━━━━━ Records to use ━━━━━

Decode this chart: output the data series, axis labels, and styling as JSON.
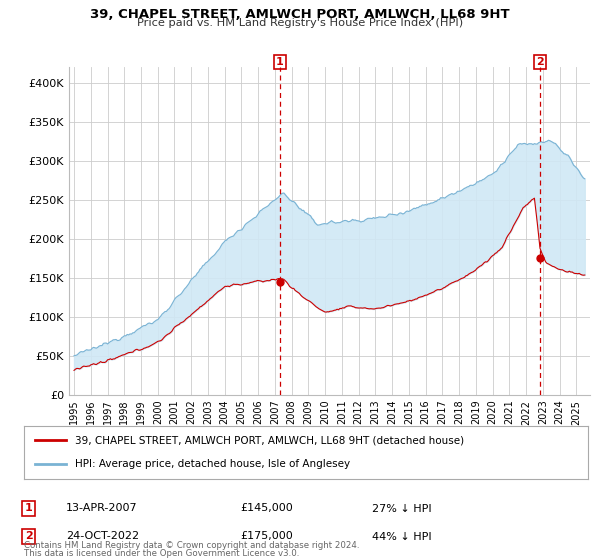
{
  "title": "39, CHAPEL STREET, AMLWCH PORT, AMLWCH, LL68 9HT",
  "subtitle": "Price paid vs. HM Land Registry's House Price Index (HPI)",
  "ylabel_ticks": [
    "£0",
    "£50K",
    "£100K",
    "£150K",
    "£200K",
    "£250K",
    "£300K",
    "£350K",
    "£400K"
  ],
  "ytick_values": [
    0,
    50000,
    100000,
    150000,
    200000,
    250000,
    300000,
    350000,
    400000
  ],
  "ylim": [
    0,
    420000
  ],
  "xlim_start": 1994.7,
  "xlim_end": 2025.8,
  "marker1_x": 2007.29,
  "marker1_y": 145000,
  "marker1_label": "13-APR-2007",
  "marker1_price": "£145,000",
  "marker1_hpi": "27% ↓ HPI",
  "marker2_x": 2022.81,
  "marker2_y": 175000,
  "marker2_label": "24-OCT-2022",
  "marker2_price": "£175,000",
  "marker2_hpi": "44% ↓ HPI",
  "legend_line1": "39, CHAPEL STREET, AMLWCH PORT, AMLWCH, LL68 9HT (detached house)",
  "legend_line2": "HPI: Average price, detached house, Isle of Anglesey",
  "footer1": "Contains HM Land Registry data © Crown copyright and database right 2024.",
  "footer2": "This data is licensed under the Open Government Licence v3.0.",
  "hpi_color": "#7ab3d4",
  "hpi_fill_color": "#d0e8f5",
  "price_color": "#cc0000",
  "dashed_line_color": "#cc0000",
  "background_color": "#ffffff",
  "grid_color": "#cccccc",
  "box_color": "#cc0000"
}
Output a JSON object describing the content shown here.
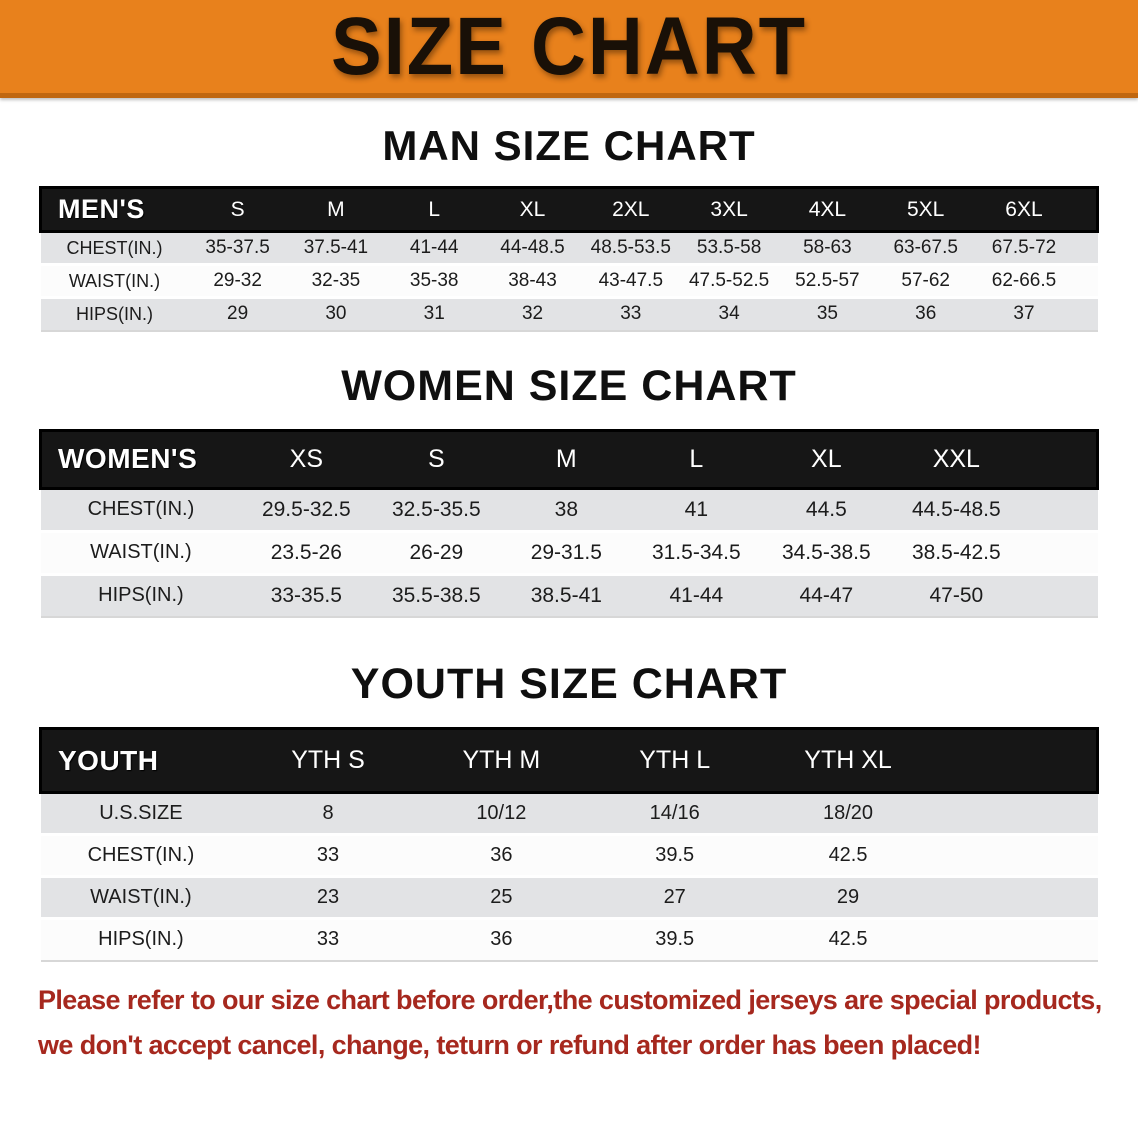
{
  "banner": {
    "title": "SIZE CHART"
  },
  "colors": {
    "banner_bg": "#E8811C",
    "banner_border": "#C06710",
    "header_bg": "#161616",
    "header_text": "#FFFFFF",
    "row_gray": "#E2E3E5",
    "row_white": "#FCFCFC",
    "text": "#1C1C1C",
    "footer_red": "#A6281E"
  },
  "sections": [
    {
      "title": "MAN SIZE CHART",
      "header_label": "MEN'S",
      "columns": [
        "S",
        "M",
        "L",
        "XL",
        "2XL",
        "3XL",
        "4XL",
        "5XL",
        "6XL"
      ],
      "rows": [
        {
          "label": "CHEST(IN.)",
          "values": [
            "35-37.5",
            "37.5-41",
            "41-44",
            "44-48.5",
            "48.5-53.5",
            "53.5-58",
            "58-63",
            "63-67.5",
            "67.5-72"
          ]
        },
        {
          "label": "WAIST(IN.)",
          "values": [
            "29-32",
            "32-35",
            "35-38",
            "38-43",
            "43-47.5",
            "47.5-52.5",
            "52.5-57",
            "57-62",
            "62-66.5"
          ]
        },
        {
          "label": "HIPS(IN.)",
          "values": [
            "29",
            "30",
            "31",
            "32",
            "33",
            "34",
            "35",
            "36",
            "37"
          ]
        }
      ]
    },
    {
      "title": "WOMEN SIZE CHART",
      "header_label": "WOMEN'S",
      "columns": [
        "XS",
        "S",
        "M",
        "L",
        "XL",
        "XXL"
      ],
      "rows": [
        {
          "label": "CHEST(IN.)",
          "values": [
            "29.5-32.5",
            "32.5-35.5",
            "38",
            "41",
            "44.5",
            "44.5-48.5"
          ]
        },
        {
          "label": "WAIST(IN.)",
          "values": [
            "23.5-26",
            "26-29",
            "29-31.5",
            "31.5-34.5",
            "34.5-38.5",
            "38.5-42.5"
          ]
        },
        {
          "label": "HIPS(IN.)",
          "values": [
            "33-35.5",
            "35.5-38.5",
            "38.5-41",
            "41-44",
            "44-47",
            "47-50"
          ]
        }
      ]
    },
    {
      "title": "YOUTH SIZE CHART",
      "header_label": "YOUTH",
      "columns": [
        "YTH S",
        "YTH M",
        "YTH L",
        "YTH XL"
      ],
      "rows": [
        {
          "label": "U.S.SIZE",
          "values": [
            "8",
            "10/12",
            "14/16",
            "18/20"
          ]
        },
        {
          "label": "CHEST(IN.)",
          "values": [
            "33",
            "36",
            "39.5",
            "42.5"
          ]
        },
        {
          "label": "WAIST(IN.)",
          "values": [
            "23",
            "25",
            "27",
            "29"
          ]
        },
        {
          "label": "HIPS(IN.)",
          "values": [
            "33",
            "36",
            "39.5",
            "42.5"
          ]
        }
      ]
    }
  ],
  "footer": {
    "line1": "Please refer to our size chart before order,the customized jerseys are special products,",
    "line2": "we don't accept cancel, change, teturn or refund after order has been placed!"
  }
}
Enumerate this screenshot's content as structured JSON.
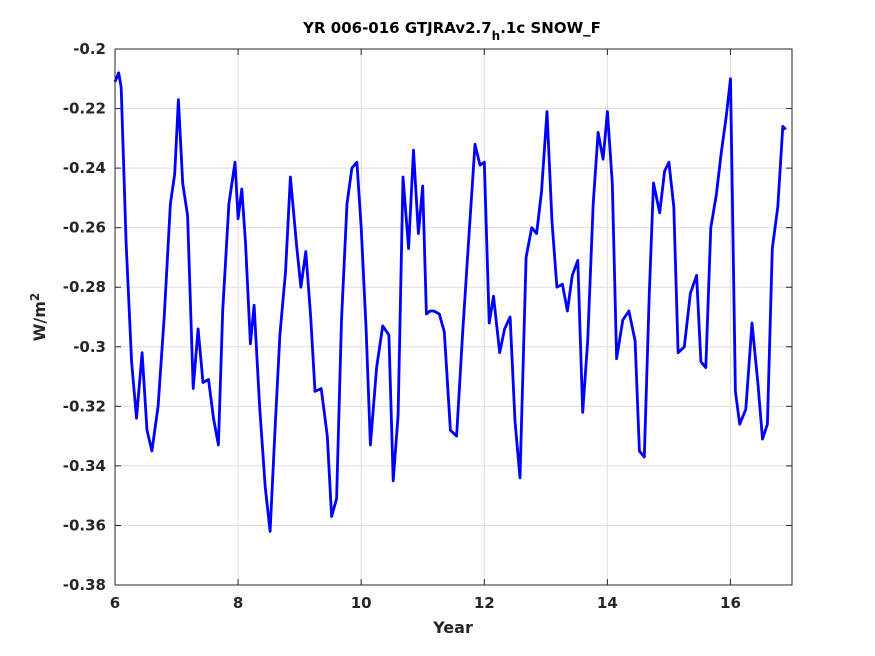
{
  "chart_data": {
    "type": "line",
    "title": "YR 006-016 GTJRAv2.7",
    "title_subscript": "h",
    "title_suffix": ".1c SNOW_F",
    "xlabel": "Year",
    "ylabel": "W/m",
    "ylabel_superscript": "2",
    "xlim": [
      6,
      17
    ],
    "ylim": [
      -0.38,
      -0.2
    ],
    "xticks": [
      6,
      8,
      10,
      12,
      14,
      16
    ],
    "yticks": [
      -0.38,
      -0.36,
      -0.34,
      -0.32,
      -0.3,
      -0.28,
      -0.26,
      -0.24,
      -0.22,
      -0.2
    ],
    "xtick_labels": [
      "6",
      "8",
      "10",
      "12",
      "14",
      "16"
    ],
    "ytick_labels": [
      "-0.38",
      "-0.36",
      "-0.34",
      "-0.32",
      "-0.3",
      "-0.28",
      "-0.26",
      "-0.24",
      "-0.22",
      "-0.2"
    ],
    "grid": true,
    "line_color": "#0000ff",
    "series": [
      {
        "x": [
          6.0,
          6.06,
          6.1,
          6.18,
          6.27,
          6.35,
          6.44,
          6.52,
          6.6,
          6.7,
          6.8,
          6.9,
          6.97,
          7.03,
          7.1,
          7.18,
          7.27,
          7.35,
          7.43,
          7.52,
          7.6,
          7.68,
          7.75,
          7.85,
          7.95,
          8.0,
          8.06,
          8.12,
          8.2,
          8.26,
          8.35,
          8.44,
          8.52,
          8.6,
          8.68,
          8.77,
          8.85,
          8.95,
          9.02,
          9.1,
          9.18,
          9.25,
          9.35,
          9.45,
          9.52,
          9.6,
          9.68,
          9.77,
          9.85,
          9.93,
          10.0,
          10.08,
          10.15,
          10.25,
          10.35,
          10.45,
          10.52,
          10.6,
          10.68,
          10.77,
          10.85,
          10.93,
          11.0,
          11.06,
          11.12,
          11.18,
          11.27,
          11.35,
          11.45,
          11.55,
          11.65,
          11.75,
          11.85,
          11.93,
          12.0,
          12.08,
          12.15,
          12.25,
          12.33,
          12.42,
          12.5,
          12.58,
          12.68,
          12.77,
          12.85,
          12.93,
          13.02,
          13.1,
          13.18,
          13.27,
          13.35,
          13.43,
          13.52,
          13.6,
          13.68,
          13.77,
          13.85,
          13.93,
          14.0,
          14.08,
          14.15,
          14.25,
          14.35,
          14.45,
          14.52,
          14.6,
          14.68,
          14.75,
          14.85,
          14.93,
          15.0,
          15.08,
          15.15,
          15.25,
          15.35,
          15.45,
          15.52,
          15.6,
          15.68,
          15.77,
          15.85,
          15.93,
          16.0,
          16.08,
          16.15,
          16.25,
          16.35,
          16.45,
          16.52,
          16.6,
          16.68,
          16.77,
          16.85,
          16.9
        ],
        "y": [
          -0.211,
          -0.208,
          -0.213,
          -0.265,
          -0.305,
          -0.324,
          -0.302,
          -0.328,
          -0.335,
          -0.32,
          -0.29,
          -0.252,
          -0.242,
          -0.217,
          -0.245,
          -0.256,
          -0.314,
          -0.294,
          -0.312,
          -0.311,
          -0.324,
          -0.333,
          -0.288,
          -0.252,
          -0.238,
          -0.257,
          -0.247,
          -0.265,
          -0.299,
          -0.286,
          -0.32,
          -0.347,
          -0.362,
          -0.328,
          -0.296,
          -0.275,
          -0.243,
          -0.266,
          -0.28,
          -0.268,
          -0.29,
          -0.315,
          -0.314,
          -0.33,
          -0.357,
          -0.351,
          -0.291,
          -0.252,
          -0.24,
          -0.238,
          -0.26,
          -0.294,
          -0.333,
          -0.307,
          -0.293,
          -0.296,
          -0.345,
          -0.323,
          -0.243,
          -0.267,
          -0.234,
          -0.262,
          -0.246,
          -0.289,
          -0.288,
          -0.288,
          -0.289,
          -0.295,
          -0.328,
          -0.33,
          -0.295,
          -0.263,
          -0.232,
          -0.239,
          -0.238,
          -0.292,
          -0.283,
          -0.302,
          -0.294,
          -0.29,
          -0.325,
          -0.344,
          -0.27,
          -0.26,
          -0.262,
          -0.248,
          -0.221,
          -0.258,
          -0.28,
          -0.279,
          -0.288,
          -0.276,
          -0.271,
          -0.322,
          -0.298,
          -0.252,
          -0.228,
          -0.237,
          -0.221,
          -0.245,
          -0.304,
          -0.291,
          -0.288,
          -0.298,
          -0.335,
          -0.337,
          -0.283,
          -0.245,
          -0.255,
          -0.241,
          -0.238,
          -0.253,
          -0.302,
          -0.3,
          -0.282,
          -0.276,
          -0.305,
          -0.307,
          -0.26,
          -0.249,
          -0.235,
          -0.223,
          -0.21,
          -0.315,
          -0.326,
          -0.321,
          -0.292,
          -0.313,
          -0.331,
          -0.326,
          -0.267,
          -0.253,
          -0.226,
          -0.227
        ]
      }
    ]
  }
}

━━━━━

What is expected »
Scan the listing above and identify each line holding the string "JSON"; copy every such line.

Exercise output »
Decode this chart: output the data series, axis labels, and styling as JSON.
Output a JSON object describing the content shown here.
Enumerate this screenshot's content as structured JSON.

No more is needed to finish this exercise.